▶ **Tasks to complete**:
1. What date is the race day in the Ironman training text?
2. Please quote the Ironman training text between "Sure, bad things" and "our own life.", inclusive.

▶ **Text passage**:
● ● ● ● ●
Sure, bad things happen, bad things happen to everyone.  It's not a matter of IF, it's a matter of WHEN.  Ultimately, it is about how we respond to those things that determine our own story, our own destiny, our own life.

There's a balance to being strong-willed though, and I've seen that time and time again.  Sometimes we hold so tightly to something that we make it too important, too big and we lose perspective.  Just as in training for Ironman, we spent countless hours upon hours of time preparing, believing, planning and just like that, in one instant, everything changes.  If the source of our will isn't congruent with our belief system we can quickly get ourselves into trouble.  These days, I have to check myself regularly on if my heart is in the right place and I'm viewing this journey I'm on the way I should be viewing it so that I don't lose that precious perspective.

Sure, I've put so much time and energy into training for this one day, August 18th, but in one fell swoop I could be off my bike and on the ground.  Does that mean my training will have all been for nothing?  Not if I've been enjoying the journey like I should.  Not if I'm stopping to enjoy the sweet taste of nailing a workout or smiling as my heart rate is so low I feel like I'm walking but I'm actually running faster than ever before!  These victories and experiences are just as important as what happens on race day and there are far more of them than there are one 10 hour day in August.  Even this strong-willed girl knows that.

I've loved every second of the last ten months.  Wait, scratch that, I've enjoyed 95% of my training over the last ten months and the other 5% I've just gritted my teeth and gutted out because that's what we have to do sometimes.  No one gets up every day and wants to ride their bike for 5 hours. Some days you just keep your eyes on goal and realize that it's the sum of many days that will eventually lead you to your destination.

Often times I've thought of the Ironman Texas marathon and how utterly grueling that race was for me.  I've never hurt so bad or dug so deep in my entire life and I'm thankful I now know that I'm capable of digging in my heels to that extent and just refusing to give in.  I needed to know where that place was and that, if necessary, I could access it again if need be.  There were years of dipping my toe into that place and seeing what it was like to feel the water, but that day I cannonballed in and never looked back.  That's belief, that's will, that's knowing that sometimes you have to go too far to see how far you can really go.  I was moments away from compete and utter system failure and it was super scary, but also pretty intense to use my mind and spirit that hard to drive my body to do what I felt like I was supposed to do.
● ● ● ● ●
▶ **Supplied entries**:
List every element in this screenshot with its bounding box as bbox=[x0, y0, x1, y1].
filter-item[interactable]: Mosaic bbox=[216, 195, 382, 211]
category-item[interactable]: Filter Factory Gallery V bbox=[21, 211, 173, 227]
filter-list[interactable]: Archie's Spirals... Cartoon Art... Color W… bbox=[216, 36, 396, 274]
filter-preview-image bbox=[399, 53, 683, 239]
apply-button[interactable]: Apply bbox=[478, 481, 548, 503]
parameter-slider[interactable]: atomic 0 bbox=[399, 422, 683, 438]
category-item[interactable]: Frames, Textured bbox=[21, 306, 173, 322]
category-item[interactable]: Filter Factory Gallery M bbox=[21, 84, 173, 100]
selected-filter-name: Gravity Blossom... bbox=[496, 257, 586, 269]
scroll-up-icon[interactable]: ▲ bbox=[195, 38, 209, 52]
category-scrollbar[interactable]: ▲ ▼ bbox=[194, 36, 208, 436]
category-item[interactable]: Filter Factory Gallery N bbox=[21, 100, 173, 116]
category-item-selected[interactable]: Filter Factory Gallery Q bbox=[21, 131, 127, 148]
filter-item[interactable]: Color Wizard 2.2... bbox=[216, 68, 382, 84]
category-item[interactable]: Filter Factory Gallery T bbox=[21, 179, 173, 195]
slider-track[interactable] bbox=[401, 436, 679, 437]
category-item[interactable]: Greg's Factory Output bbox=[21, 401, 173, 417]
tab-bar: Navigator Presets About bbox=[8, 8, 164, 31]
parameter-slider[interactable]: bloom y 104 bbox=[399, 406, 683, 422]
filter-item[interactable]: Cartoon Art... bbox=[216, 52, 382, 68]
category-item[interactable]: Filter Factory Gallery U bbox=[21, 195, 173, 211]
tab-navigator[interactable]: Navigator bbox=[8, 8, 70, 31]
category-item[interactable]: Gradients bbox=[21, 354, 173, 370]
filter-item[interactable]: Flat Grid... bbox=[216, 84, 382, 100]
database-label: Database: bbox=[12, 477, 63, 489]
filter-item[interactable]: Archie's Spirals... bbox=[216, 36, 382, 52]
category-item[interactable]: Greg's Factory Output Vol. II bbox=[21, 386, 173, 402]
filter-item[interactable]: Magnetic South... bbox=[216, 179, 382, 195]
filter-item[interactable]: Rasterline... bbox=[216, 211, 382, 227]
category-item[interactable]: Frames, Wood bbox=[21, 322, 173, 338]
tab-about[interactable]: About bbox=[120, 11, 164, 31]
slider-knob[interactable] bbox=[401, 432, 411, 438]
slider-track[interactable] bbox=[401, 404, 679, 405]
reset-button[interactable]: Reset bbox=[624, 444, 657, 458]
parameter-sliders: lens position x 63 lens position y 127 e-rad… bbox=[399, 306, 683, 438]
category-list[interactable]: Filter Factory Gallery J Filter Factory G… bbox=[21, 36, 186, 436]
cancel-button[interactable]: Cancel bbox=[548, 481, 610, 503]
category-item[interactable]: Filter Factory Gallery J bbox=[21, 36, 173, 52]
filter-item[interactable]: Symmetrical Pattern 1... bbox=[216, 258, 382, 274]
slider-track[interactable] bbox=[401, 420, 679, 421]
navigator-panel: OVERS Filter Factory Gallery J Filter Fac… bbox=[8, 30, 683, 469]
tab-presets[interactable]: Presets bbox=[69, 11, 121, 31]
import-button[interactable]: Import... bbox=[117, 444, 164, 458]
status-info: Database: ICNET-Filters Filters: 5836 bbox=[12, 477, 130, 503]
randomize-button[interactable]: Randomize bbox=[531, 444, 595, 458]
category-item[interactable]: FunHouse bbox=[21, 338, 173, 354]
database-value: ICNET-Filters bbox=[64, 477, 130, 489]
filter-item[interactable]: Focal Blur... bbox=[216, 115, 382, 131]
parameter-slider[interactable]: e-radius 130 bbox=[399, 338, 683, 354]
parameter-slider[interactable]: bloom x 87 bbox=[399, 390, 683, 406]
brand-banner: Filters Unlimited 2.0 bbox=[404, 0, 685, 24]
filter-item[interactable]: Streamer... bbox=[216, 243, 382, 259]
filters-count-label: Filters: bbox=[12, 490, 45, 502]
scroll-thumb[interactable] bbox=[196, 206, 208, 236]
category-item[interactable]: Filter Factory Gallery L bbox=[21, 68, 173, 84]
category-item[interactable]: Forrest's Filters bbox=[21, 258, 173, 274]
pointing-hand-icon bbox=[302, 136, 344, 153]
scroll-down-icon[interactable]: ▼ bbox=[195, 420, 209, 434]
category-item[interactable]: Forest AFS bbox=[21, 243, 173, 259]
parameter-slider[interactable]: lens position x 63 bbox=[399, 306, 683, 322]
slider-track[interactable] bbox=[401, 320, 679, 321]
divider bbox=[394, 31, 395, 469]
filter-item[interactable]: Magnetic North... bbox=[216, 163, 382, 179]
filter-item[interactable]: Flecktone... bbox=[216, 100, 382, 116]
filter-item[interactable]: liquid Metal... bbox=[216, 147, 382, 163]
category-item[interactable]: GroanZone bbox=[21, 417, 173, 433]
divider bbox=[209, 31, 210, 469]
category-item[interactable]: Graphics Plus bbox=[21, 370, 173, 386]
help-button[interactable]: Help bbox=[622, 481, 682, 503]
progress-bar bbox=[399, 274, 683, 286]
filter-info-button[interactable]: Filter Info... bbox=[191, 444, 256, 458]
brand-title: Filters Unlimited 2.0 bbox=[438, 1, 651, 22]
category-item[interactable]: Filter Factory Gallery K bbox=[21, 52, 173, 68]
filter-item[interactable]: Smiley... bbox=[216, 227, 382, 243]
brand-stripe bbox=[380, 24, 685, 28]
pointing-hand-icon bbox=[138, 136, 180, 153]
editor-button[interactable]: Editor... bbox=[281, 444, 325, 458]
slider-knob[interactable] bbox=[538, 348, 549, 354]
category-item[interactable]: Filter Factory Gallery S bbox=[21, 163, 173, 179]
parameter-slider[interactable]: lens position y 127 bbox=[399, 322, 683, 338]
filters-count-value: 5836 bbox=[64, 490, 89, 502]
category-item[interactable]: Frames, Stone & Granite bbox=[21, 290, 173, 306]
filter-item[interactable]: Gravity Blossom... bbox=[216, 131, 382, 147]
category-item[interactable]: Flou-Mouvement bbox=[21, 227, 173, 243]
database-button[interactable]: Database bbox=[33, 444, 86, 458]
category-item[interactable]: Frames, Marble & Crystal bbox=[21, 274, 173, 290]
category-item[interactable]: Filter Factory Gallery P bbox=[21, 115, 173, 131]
● ● ● ● ●
▶ **Answers for each item**:
1. August 18th

2.
Sure, bad things happen, bad things happen to everyone.  It's not a matter of IF, it's a matter of WHEN.  Ultimately, it is about how we respond to those things that determine our own story, our own destiny, our own life.